* **Task requirements**:
From the listing, collect all lines containing the word "welche".

Stored data:
□ □ □ □

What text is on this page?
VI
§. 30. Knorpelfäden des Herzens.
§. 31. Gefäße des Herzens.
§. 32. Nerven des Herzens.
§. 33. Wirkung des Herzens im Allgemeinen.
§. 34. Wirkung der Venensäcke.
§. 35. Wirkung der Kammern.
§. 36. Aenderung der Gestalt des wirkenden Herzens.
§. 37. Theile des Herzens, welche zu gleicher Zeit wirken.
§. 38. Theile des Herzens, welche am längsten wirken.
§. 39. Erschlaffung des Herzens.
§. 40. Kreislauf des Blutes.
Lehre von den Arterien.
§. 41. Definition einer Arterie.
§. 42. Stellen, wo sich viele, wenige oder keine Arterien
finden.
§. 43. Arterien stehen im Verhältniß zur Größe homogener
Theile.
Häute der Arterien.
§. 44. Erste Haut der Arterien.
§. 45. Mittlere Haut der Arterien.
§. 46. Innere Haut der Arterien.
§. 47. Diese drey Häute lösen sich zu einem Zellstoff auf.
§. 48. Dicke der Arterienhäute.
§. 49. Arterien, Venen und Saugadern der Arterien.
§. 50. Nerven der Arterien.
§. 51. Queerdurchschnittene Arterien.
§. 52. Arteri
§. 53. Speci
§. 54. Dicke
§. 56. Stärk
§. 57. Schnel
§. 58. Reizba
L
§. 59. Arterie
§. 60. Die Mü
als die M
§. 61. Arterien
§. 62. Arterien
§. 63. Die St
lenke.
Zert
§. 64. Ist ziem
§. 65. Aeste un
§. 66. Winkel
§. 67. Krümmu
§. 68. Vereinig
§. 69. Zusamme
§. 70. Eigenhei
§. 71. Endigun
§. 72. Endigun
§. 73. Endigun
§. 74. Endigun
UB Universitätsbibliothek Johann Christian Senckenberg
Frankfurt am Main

□ □ □ □

* **Problem solution**:
§. 37. Theile des Herzens, welche zu gleicher Zeit wirken.
§. 38. Theile des Herzens, welche am längsten wirken.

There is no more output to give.